Brief: Extract every entry word for word.

* Start *

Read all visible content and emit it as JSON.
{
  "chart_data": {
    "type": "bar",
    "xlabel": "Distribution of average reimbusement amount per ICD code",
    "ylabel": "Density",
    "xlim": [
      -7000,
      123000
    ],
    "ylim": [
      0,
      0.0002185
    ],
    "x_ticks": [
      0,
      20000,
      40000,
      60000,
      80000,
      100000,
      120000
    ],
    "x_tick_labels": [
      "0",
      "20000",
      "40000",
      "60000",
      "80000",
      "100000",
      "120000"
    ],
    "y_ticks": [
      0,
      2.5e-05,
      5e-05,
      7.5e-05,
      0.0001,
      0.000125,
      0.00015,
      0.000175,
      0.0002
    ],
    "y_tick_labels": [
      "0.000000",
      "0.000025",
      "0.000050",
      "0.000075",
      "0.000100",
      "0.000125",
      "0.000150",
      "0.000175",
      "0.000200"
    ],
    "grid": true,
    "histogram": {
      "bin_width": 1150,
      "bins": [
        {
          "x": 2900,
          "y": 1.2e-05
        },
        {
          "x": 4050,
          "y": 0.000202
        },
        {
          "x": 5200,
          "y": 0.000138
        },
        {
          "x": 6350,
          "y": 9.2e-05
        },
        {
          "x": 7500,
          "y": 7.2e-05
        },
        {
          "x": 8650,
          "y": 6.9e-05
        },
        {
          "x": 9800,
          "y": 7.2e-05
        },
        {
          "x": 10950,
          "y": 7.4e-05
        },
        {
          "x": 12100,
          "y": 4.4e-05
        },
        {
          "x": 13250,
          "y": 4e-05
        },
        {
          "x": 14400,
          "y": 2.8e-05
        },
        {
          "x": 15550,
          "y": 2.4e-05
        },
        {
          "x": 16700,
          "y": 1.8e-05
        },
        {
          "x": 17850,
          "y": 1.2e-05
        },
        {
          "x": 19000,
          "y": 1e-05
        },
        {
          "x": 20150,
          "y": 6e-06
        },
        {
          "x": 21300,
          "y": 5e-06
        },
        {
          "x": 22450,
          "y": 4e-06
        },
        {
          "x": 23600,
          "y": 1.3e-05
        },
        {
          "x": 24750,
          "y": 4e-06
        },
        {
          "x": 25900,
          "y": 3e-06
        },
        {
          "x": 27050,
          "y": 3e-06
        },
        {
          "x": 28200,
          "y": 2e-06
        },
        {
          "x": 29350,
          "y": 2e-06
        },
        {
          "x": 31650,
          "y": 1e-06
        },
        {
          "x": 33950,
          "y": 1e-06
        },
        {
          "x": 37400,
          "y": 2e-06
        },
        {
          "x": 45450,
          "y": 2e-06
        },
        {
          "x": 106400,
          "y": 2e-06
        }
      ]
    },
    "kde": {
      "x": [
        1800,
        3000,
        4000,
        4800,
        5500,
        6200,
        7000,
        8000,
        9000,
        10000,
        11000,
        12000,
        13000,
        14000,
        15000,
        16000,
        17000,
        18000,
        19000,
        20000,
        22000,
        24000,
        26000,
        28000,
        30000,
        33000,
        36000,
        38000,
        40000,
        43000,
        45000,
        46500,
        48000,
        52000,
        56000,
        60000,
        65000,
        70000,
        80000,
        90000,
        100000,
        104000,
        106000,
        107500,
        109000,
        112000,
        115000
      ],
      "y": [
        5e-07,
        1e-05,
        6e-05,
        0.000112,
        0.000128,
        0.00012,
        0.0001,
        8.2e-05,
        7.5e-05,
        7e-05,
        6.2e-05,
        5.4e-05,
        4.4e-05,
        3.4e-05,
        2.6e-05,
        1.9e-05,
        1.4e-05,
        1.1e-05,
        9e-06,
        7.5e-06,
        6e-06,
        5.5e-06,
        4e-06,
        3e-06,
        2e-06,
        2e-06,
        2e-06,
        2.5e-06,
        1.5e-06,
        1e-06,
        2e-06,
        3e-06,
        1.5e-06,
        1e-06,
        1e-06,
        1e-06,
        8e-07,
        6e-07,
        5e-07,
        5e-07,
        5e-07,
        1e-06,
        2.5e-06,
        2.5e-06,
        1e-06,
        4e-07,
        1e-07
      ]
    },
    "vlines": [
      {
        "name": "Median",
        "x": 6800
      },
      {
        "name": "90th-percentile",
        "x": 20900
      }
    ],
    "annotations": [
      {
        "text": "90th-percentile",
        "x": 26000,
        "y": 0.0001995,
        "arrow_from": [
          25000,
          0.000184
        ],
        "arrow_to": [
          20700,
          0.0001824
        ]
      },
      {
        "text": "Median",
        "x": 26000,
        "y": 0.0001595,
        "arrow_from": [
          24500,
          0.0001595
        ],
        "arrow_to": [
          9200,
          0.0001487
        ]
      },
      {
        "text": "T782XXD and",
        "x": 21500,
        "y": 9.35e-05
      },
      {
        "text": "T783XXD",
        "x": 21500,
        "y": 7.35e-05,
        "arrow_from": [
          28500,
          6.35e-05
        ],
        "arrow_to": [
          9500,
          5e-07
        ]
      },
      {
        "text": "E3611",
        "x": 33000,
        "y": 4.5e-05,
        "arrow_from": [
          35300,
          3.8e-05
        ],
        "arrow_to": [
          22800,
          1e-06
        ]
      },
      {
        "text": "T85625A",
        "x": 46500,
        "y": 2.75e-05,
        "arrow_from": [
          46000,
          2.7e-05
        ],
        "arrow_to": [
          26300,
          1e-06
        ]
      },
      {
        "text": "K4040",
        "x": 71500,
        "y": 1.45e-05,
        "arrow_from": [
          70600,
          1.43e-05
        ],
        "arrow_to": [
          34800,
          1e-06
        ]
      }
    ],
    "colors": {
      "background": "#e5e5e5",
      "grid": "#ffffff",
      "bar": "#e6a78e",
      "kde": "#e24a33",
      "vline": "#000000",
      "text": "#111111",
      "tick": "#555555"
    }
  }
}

* End *

Expected answer:
Read all visible content and emit it as JSON.
{
  "chart_data": {
    "type": "bar",
    "xlabel": "Distribution of average reimbusement amount per ICD code",
    "ylabel": "Density",
    "xlim": [
      -7000,
      123000
    ],
    "ylim": [
      0,
      0.0002185
    ],
    "x_ticks": [
      0,
      20000,
      40000,
      60000,
      80000,
      100000,
      120000
    ],
    "x_tick_labels": [
      "0",
      "20000",
      "40000",
      "60000",
      "80000",
      "100000",
      "120000"
    ],
    "y_ticks": [
      0,
      2.5e-05,
      5e-05,
      7.5e-05,
      0.0001,
      0.000125,
      0.00015,
      0.000175,
      0.0002
    ],
    "y_tick_labels": [
      "0.000000",
      "0.000025",
      "0.000050",
      "0.000075",
      "0.000100",
      "0.000125",
      "0.000150",
      "0.000175",
      "0.000200"
    ],
    "grid": true,
    "histogram": {
      "bin_width": 1150,
      "bins": [
        {
          "x": 2900,
          "y": 1.2e-05
        },
        {
          "x": 4050,
          "y": 0.000202
        },
        {
          "x": 5200,
          "y": 0.000138
        },
        {
          "x": 6350,
          "y": 9.2e-05
        },
        {
          "x": 7500,
          "y": 7.2e-05
        },
        {
          "x": 8650,
          "y": 6.9e-05
        },
        {
          "x": 9800,
          "y": 7.2e-05
        },
        {
          "x": 10950,
          "y": 7.4e-05
        },
        {
          "x": 12100,
          "y": 4.4e-05
        },
        {
          "x": 13250,
          "y": 4e-05
        },
        {
          "x": 14400,
          "y": 2.8e-05
        },
        {
          "x": 15550,
          "y": 2.4e-05
        },
        {
          "x": 16700,
          "y": 1.8e-05
        },
        {
          "x": 17850,
          "y": 1.2e-05
        },
        {
          "x": 19000,
          "y": 1e-05
        },
        {
          "x": 20150,
          "y": 6e-06
        },
        {
          "x": 21300,
          "y": 5e-06
        },
        {
          "x": 22450,
          "y": 4e-06
        },
        {
          "x": 23600,
          "y": 1.3e-05
        },
        {
          "x": 24750,
          "y": 4e-06
        },
        {
          "x": 25900,
          "y": 3e-06
        },
        {
          "x": 27050,
          "y": 3e-06
        },
        {
          "x": 28200,
          "y": 2e-06
        },
        {
          "x": 29350,
          "y": 2e-06
        },
        {
          "x": 31650,
          "y": 1e-06
        },
        {
          "x": 33950,
          "y": 1e-06
        },
        {
          "x": 37400,
          "y": 2e-06
        },
        {
          "x": 45450,
          "y": 2e-06
        },
        {
          "x": 106400,
          "y": 2e-06
        }
      ]
    },
    "kde": {
      "x": [
        1800,
        3000,
        4000,
        4800,
        5500,
        6200,
        7000,
        8000,
        9000,
        10000,
        11000,
        12000,
        13000,
        14000,
        15000,
        16000,
        17000,
        18000,
        19000,
        20000,
        22000,
        24000,
        26000,
        28000,
        30000,
        33000,
        36000,
        38000,
        40000,
        43000,
        45000,
        46500,
        48000,
        52000,
        56000,
        60000,
        65000,
        70000,
        80000,
        90000,
        100000,
        104000,
        106000,
        107500,
        109000,
        112000,
        115000
      ],
      "y": [
        5e-07,
        1e-05,
        6e-05,
        0.000112,
        0.000128,
        0.00012,
        0.0001,
        8.2e-05,
        7.5e-05,
        7e-05,
        6.2e-05,
        5.4e-05,
        4.4e-05,
        3.4e-05,
        2.6e-05,
        1.9e-05,
        1.4e-05,
        1.1e-05,
        9e-06,
        7.5e-06,
        6e-06,
        5.5e-06,
        4e-06,
        3e-06,
        2e-06,
        2e-06,
        2e-06,
        2.5e-06,
        1.5e-06,
        1e-06,
        2e-06,
        3e-06,
        1.5e-06,
        1e-06,
        1e-06,
        1e-06,
        8e-07,
        6e-07,
        5e-07,
        5e-07,
        5e-07,
        1e-06,
        2.5e-06,
        2.5e-06,
        1e-06,
        4e-07,
        1e-07
      ]
    },
    "vlines": [
      {
        "name": "Median",
        "x": 6800
      },
      {
        "name": "90th-percentile",
        "x": 20900
      }
    ],
    "annotations": [
      {
        "text": "90th-percentile",
        "x": 26000,
        "y": 0.0001995,
        "arrow_from": [
          25000,
          0.000184
        ],
        "arrow_to": [
          20700,
          0.0001824
        ]
      },
      {
        "text": "Median",
        "x": 26000,
        "y": 0.0001595,
        "arrow_from": [
          24500,
          0.0001595
        ],
        "arrow_to": [
          9200,
          0.0001487
        ]
      },
      {
        "text": "T782XXD and",
        "x": 21500,
        "y": 9.35e-05
      },
      {
        "text": "T783XXD",
        "x": 21500,
        "y": 7.35e-05,
        "arrow_from": [
          28500,
          6.35e-05
        ],
        "arrow_to": [
          9500,
          5e-07
        ]
      },
      {
        "text": "E3611",
        "x": 33000,
        "y": 4.5e-05,
        "arrow_from": [
          35300,
          3.8e-05
        ],
        "arrow_to": [
          22800,
          1e-06
        ]
      },
      {
        "text": "T85625A",
        "x": 46500,
        "y": 2.75e-05,
        "arrow_from": [
          46000,
          2.7e-05
        ],
        "arrow_to": [
          26300,
          1e-06
        ]
      },
      {
        "text": "K4040",
        "x": 71500,
        "y": 1.45e-05,
        "arrow_from": [
          70600,
          1.43e-05
        ],
        "arrow_to": [
          34800,
          1e-06
        ]
      }
    ],
    "colors": {
      "background": "#e5e5e5",
      "grid": "#ffffff",
      "bar": "#e6a78e",
      "kde": "#e24a33",
      "vline": "#000000",
      "text": "#111111",
      "tick": "#555555"
    }
  }
}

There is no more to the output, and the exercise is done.